### EXERCISE BRIEF
Your task is to reproduce the material exactly.

### EXTRACTED RECORDS
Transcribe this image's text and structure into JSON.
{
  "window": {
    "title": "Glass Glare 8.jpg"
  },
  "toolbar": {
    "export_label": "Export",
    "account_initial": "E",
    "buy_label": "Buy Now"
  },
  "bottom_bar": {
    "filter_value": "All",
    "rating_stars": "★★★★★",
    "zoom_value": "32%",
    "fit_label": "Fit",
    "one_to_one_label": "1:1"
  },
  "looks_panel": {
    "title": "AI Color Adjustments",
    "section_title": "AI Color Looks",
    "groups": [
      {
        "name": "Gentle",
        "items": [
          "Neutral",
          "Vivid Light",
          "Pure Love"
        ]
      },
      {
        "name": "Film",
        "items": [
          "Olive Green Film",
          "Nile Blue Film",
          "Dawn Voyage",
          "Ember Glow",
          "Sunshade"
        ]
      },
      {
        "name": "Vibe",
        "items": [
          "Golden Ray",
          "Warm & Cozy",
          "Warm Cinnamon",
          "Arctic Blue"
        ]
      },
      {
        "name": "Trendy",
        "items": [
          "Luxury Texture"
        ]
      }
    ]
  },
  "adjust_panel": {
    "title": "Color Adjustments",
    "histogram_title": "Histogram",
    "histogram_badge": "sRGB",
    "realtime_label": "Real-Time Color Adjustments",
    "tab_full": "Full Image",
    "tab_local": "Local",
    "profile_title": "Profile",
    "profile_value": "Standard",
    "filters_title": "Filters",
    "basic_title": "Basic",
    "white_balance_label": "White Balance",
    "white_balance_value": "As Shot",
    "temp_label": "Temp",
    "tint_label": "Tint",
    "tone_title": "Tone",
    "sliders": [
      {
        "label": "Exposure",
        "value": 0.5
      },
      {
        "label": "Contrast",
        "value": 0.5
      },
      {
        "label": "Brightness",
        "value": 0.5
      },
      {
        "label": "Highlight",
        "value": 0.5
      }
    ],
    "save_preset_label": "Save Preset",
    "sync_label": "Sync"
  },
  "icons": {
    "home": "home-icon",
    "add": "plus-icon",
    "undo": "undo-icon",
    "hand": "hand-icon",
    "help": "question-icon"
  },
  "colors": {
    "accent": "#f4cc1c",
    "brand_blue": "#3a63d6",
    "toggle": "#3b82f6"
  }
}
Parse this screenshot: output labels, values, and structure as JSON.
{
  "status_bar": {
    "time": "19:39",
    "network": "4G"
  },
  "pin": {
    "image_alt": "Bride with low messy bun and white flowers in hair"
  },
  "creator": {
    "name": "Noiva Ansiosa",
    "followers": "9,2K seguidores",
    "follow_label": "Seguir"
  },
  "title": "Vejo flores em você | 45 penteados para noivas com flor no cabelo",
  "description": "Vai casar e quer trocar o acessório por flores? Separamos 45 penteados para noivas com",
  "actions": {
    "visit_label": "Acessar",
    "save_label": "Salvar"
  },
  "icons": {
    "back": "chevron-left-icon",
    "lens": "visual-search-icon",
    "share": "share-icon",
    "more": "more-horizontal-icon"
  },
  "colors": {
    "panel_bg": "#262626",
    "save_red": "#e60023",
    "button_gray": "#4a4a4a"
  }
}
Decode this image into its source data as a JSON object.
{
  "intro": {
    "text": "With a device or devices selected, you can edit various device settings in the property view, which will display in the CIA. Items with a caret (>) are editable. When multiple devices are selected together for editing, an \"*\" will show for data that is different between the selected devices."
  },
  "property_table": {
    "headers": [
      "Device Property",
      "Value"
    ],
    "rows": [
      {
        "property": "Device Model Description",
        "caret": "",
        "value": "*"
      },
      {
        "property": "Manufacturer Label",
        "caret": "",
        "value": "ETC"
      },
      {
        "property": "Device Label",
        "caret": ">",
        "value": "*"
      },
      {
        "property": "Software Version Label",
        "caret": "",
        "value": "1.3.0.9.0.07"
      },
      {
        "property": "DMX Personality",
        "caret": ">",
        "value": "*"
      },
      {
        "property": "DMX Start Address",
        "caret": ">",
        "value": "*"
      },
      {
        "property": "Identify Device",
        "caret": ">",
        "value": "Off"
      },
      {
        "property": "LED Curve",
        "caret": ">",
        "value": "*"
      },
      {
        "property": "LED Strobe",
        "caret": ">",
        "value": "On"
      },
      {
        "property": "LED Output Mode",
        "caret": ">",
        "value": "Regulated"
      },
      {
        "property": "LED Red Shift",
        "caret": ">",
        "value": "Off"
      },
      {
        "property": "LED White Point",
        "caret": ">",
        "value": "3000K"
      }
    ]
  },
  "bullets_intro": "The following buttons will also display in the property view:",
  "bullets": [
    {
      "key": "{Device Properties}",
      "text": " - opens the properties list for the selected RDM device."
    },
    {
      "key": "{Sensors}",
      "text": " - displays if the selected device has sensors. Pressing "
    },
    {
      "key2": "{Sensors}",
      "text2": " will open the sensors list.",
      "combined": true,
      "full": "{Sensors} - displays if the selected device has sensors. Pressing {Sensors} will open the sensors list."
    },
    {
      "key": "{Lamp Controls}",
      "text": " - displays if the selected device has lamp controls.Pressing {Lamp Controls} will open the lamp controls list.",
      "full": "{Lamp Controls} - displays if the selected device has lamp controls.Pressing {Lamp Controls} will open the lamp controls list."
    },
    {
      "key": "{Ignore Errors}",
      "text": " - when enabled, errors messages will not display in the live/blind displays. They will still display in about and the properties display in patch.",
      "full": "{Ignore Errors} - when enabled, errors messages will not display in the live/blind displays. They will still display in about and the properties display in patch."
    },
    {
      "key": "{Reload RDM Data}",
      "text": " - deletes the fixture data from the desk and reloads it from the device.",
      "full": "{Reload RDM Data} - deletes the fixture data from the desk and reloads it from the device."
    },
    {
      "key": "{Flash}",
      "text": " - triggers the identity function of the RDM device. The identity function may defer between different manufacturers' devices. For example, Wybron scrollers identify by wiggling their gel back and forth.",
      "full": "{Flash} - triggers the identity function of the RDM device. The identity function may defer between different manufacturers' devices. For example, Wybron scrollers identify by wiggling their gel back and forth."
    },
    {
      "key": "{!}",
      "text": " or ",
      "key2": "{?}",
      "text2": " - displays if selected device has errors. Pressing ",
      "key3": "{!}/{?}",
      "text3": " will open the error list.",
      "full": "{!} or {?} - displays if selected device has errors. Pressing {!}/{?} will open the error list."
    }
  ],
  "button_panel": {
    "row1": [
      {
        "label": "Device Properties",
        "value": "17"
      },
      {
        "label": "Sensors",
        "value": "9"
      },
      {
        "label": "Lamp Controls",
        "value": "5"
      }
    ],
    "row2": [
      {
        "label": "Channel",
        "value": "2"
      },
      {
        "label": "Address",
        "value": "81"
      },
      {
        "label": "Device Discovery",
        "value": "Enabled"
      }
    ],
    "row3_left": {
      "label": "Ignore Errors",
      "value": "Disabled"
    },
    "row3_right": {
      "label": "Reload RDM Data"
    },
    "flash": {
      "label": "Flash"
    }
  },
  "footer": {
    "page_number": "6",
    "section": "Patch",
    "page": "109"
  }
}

### EXERCISE OUTPUT
Transcribe this image's text and structure into JSON.
{
  "window": {
    "title": "Glass Glare 8.jpg"
  },
  "toolbar": {
    "export_label": "Export",
    "account_initial": "E",
    "buy_label": "Buy Now"
  },
  "bottom_bar": {
    "filter_value": "All",
    "rating_stars": "★★★★★",
    "zoom_value": "32%",
    "fit_label": "Fit",
    "one_to_one_label": "1:1"
  },
  "looks_panel": {
    "title": "AI Color Adjustments",
    "section_title": "AI Color Looks",
    "groups": [
      {
        "name": "Gentle",
        "items": [
          "Neutral",
          "Vivid Light",
          "Pure Love"
        ]
      },
      {
        "name": "Film",
        "items": [
          "Olive Green Film",
          "Nile Blue Film",
          "Dawn Voyage",
          "Ember Glow",
          "Sunshade"
        ]
      },
      {
        "name": "Vibe",
        "items": [
          "Golden Ray",
          "Warm & Cozy",
          "Warm Cinnamon",
          "Arctic Blue"
        ]
      },
      {
        "name": "Trendy",
        "items": [
          "Luxury Texture"
        ]
      }
    ]
  },
  "adjust_panel": {
    "title": "Color Adjustments",
    "histogram_title": "Histogram",
    "histogram_badge": "sRGB",
    "realtime_label": "Real-Time Color Adjustments",
    "tab_full": "Full Image",
    "tab_local": "Local",
    "profile_title": "Profile",
    "profile_value": "Standard",
    "filters_title": "Filters",
    "basic_title": "Basic",
    "white_balance_label": "White Balance",
    "white_balance_value": "As Shot",
    "temp_label": "Temp",
    "tint_label": "Tint",
    "tone_title": "Tone",
    "sliders": [
      {
        "label": "Exposure",
        "value": 0.5
      },
      {
        "label": "Contrast",
        "value": 0.5
      },
      {
        "label": "Brightness",
        "value": 0.5
      },
      {
        "label": "Highlight",
        "value": 0.5
      }
    ],
    "save_preset_label": "Save Preset",
    "sync_label": "Sync"
  },
  "icons": {
    "home": "home-icon",
    "add": "plus-icon",
    "undo": "undo-icon",
    "hand": "hand-icon",
    "help": "question-icon"
  },
  "colors": {
    "accent": "#f4cc1c",
    "brand_blue": "#3a63d6",
    "toggle": "#3b82f6"
  }
}
Parse this screenshot: output labels, values, and structure as JSON.
{
  "status_bar": {
    "time": "19:39",
    "network": "4G"
  },
  "pin": {
    "image_alt": "Bride with low messy bun and white flowers in hair"
  },
  "creator": {
    "name": "Noiva Ansiosa",
    "followers": "9,2K seguidores",
    "follow_label": "Seguir"
  },
  "title": "Vejo flores em você | 45 penteados para noivas com flor no cabelo",
  "description": "Vai casar e quer trocar o acessório por flores? Separamos 45 penteados para noivas com",
  "actions": {
    "visit_label": "Acessar",
    "save_label": "Salvar"
  },
  "icons": {
    "back": "chevron-left-icon",
    "lens": "visual-search-icon",
    "share": "share-icon",
    "more": "more-horizontal-icon"
  },
  "colors": {
    "panel_bg": "#262626",
    "save_red": "#e60023",
    "button_gray": "#4a4a4a"
  }
}
Decode this image into its source data as a JSON object.
{
  "intro": {
    "text": "With a device or devices selected, you can edit various device settings in the property view, which will display in the CIA. Items with a caret (>) are editable. When multiple devices are selected together for editing, an \"*\" will show for data that is different between the selected devices."
  },
  "property_table": {
    "headers": [
      "Device Property",
      "Value"
    ],
    "rows": [
      {
        "property": "Device Model Description",
        "caret": "",
        "value": "*"
      },
      {
        "property": "Manufacturer Label",
        "caret": "",
        "value": "ETC"
      },
      {
        "property": "Device Label",
        "caret": ">",
        "value": "*"
      },
      {
        "property": "Software Version Label",
        "caret": "",
        "value": "1.3.0.9.0.07"
      },
      {
        "property": "DMX Personality",
        "caret": ">",
        "value": "*"
      },
      {
        "property": "DMX Start Address",
        "caret": ">",
        "value": "*"
      },
      {
        "property": "Identify Device",
        "caret": ">",
        "value": "Off"
      },
      {
        "property": "LED Curve",
        "caret": ">",
        "value": "*"
      },
      {
        "property": "LED Strobe",
        "caret": ">",
        "value": "On"
      },
      {
        "property": "LED Output Mode",
        "caret": ">",
        "value": "Regulated"
      },
      {
        "property": "LED Red Shift",
        "caret": ">",
        "value": "Off"
      },
      {
        "property": "LED White Point",
        "caret": ">",
        "value": "3000K"
      }
    ]
  },
  "bullets_intro": "The following buttons will also display in the property view:",
  "bullets": [
    {
      "key": "{Device Properties}",
      "text": " - opens the properties list for the selected RDM device."
    },
    {
      "key": "{Sensors}",
      "text": " - displays if the selected device has sensors. Pressing "
    },
    {
      "key2": "{Sensors}",
      "text2": " will open the sensors list.",
      "combined": true,
      "full": "{Sensors} - displays if the selected device has sensors. Pressing {Sensors} will open the sensors list."
    },
    {
      "key": "{Lamp Controls}",
      "text": " - displays if the selected device has lamp controls.Pressing {Lamp Controls} will open the lamp controls list.",
      "full": "{Lamp Controls} - displays if the selected device has lamp controls.Pressing {Lamp Controls} will open the lamp controls list."
    },
    {
      "key": "{Ignore Errors}",
      "text": " - when enabled, errors messages will not display in the live/blind displays. They will still display in about and the properties display in patch.",
      "full": "{Ignore Errors} - when enabled, errors messages will not display in the live/blind displays. They will still display in about and the properties display in patch."
    },
    {
      "key": "{Reload RDM Data}",
      "text": " - deletes the fixture data from the desk and reloads it from the device.",
      "full": "{Reload RDM Data} - deletes the fixture data from the desk and reloads it from the device."
    },
    {
      "key": "{Flash}",
      "text": " - triggers the identity function of the RDM device. The identity function may defer between different manufacturers' devices. For example, Wybron scrollers identify by wiggling their gel back and forth.",
      "full": "{Flash} - triggers the identity function of the RDM device. The identity function may defer between different manufacturers' devices. For example, Wybron scrollers identify by wiggling their gel back and forth."
    },
    {
      "key": "{!}",
      "text": " or ",
      "key2": "{?}",
      "text2": " - displays if selected device has errors. Pressing ",
      "key3": "{!}/{?}",
      "text3": " will open the error list.",
      "full": "{!} or {?} - displays if selected device has errors. Pressing {!}/{?} will open the error list."
    }
  ],
  "button_panel": {
    "row1": [
      {
        "label": "Device Properties",
        "value": "17"
      },
      {
        "label": "Sensors",
        "value": "9"
      },
      {
        "label": "Lamp Controls",
        "value": "5"
      }
    ],
    "row2": [
      {
        "label": "Channel",
        "value": "2"
      },
      {
        "label": "Address",
        "value": "81"
      },
      {
        "label": "Device Discovery",
        "value": "Enabled"
      }
    ],
    "row3_left": {
      "label": "Ignore Errors",
      "value": "Disabled"
    },
    "row3_right": {
      "label": "Reload RDM Data"
    },
    "flash": {
      "label": "Flash"
    }
  },
  "footer": {
    "page_number": "6",
    "section": "Patch",
    "page": "109"
  }
}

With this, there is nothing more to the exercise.